**WORK TO COMPLETE**
What is the count of lines in the listing below that hold the string "screenshot"? Reply with that number alone.
━━━ RECORDS SHOWN
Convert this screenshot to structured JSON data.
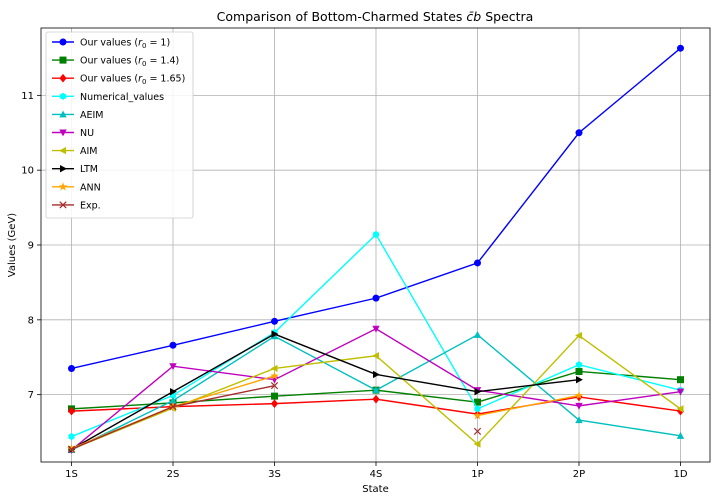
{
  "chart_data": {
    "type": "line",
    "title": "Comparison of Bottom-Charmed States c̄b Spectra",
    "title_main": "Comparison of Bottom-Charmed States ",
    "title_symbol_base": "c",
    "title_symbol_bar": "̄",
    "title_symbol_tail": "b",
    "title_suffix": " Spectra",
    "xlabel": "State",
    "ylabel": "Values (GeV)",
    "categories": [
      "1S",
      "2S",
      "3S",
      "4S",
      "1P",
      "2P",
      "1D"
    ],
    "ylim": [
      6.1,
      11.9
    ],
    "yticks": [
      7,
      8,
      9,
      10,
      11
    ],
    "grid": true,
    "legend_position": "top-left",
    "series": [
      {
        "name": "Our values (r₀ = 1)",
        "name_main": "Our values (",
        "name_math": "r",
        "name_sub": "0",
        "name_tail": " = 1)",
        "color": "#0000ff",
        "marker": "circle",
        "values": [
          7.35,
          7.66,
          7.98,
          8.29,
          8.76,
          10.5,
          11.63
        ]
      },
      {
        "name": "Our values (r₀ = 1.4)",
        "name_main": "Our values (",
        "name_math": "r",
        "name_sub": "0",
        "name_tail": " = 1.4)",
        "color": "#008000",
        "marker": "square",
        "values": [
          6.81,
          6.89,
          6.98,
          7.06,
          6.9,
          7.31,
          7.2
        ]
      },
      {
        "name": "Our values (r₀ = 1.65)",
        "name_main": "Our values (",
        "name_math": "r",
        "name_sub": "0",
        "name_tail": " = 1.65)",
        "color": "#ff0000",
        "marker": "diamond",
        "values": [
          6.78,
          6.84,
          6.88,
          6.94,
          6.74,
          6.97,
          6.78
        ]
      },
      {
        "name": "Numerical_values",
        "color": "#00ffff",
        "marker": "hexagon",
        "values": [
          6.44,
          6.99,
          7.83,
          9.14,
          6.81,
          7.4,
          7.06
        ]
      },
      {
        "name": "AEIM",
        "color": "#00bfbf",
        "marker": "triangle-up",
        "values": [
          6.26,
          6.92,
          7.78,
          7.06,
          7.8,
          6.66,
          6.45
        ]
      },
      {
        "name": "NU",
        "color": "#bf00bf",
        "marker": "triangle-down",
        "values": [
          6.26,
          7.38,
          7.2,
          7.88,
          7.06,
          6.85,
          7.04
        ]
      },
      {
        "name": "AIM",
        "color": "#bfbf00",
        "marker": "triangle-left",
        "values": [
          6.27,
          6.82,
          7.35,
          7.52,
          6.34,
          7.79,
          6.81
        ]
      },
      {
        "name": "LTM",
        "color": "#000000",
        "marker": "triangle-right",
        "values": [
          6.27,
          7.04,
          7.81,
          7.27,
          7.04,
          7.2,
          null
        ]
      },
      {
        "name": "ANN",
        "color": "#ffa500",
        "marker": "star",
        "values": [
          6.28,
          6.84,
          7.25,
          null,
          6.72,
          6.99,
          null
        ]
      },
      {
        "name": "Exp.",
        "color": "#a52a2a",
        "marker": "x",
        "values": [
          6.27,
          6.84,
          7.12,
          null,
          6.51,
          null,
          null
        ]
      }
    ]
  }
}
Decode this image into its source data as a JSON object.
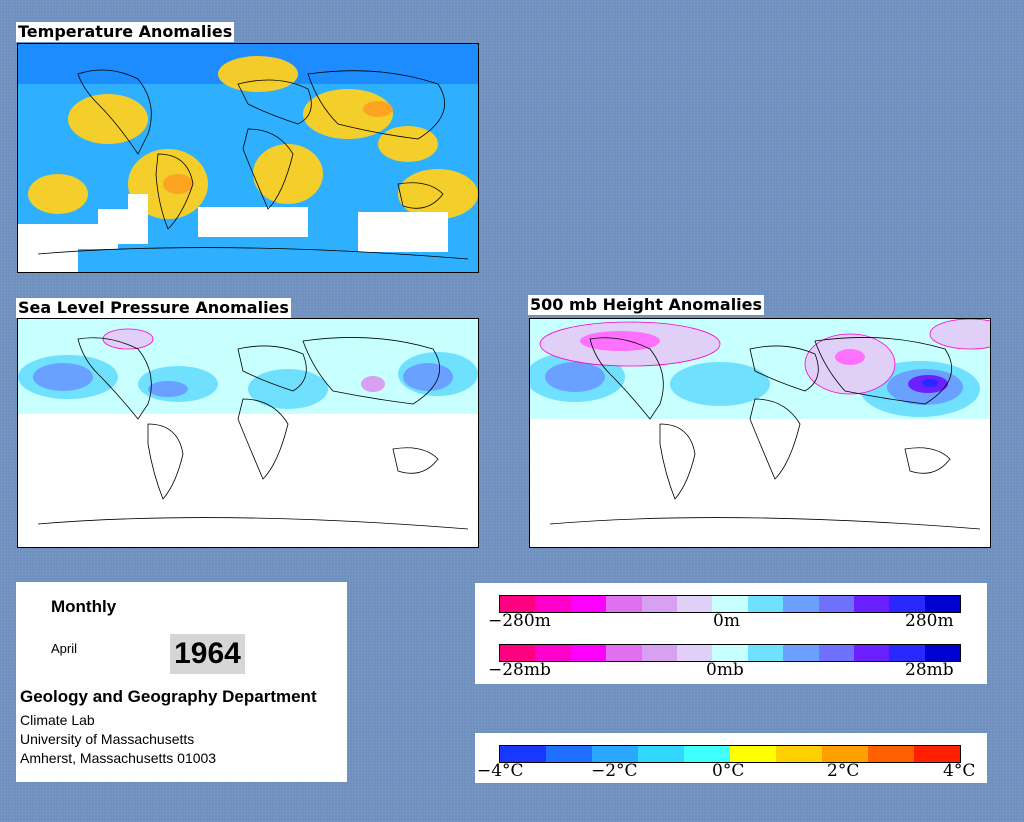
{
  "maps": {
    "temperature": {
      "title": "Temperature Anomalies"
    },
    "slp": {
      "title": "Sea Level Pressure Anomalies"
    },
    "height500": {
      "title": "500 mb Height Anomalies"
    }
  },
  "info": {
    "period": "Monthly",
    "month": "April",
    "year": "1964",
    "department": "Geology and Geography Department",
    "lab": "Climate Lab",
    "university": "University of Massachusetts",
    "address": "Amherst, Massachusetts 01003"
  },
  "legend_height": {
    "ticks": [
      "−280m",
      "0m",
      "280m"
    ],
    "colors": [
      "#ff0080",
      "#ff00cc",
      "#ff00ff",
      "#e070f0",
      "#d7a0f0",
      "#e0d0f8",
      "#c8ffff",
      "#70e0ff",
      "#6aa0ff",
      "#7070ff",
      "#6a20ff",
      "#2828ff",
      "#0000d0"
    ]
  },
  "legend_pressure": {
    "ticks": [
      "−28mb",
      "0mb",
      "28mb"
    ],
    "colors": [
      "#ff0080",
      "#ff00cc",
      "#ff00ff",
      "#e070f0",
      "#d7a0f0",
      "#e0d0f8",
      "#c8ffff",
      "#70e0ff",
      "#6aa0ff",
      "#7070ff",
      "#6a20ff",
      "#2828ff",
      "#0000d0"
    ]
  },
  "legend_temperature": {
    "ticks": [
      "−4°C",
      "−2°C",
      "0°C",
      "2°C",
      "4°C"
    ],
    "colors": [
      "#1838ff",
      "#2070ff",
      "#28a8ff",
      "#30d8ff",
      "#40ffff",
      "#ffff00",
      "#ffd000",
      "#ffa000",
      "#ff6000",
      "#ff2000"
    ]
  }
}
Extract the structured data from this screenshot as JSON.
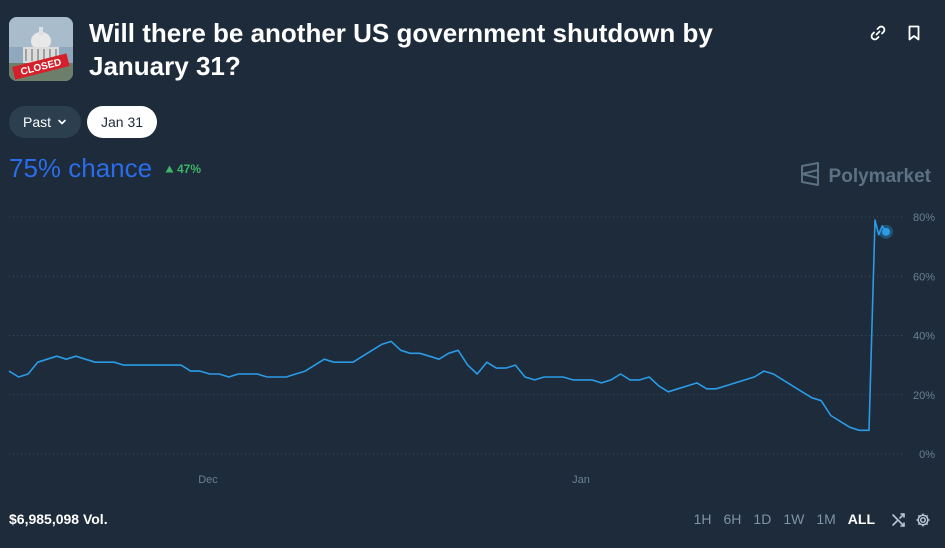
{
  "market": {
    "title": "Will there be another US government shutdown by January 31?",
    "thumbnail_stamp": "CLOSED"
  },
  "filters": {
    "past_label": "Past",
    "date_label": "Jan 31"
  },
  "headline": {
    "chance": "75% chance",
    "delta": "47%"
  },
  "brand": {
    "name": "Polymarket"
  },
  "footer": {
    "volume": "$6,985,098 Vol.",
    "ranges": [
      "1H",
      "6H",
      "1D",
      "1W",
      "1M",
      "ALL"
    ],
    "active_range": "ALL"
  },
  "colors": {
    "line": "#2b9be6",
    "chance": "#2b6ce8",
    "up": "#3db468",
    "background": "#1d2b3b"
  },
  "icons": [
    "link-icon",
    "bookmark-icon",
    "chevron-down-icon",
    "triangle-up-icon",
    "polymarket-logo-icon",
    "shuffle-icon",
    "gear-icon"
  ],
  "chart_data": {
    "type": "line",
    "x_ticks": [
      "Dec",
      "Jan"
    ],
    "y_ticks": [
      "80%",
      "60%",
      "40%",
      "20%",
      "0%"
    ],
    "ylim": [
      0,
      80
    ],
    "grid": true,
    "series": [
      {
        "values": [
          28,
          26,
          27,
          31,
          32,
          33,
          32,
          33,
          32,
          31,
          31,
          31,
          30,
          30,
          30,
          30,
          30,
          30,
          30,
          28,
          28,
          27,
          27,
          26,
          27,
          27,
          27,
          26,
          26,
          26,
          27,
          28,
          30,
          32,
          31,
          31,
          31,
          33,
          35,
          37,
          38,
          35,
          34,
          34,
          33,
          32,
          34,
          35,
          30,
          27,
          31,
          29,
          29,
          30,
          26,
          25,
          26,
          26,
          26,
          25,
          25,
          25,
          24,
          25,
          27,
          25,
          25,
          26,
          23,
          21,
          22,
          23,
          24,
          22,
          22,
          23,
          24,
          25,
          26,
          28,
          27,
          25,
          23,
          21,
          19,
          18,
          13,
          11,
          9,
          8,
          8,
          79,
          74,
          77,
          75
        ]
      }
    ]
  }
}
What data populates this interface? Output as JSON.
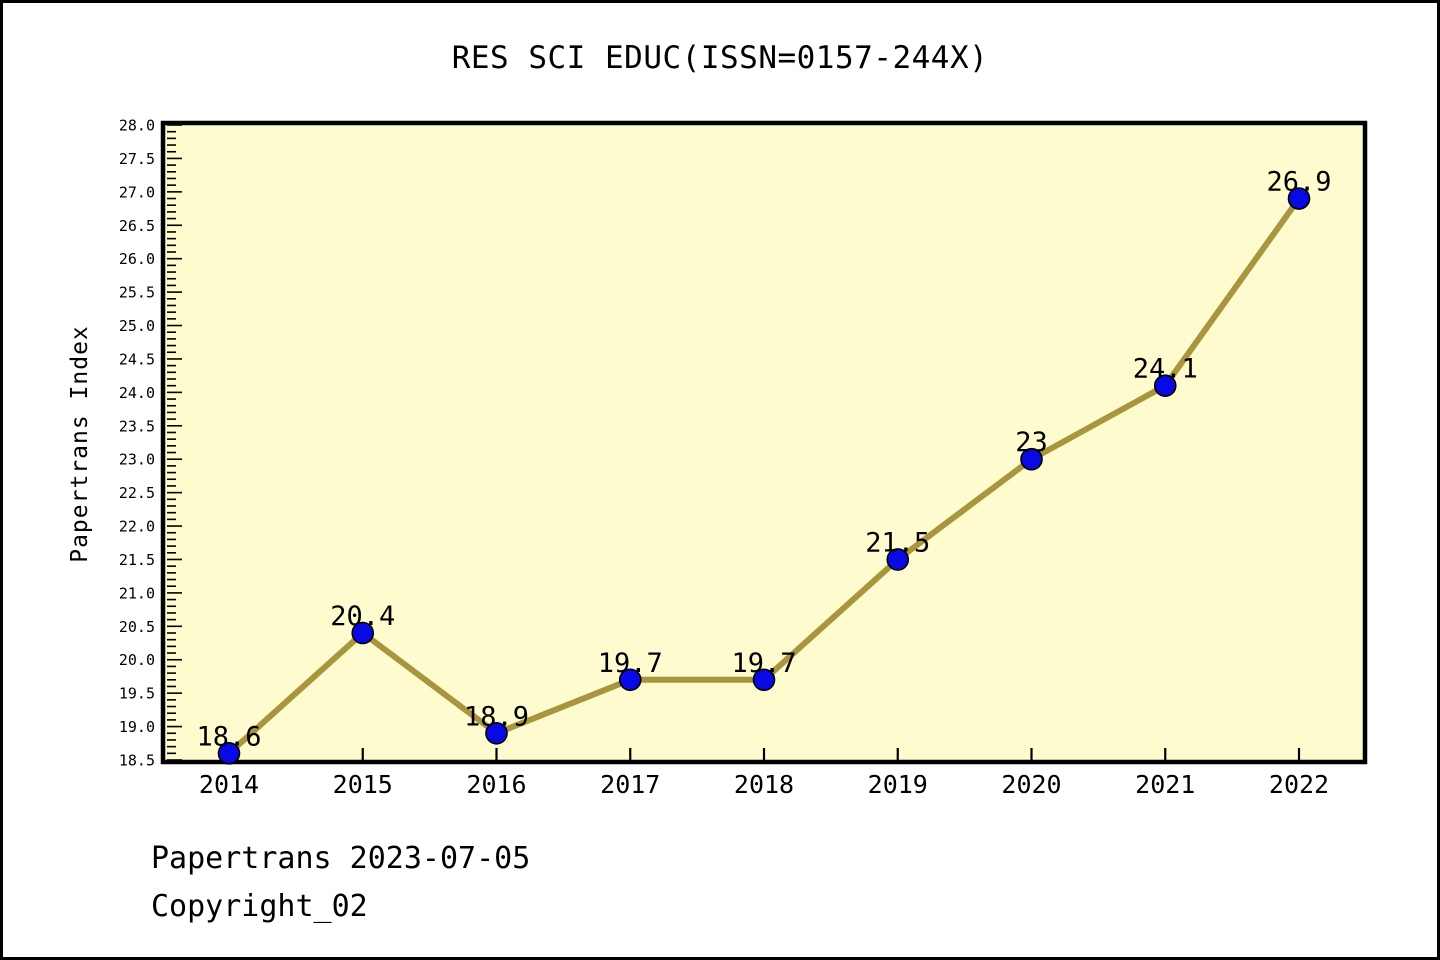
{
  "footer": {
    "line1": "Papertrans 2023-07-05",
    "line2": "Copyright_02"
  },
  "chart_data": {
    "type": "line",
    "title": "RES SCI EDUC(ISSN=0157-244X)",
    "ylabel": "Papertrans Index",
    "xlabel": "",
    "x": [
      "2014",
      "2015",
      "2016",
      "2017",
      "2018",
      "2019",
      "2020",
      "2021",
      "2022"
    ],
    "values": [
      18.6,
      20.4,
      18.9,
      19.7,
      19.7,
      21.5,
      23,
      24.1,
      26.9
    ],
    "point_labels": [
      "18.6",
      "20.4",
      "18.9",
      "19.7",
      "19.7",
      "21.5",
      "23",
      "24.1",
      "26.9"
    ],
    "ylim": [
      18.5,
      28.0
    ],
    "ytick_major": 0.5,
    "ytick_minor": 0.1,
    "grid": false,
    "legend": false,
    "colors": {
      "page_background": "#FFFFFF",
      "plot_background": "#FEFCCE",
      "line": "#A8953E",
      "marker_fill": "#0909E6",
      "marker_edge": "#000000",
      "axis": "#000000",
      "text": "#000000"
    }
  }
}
━━━━━━
**COMPLETED TASK**
2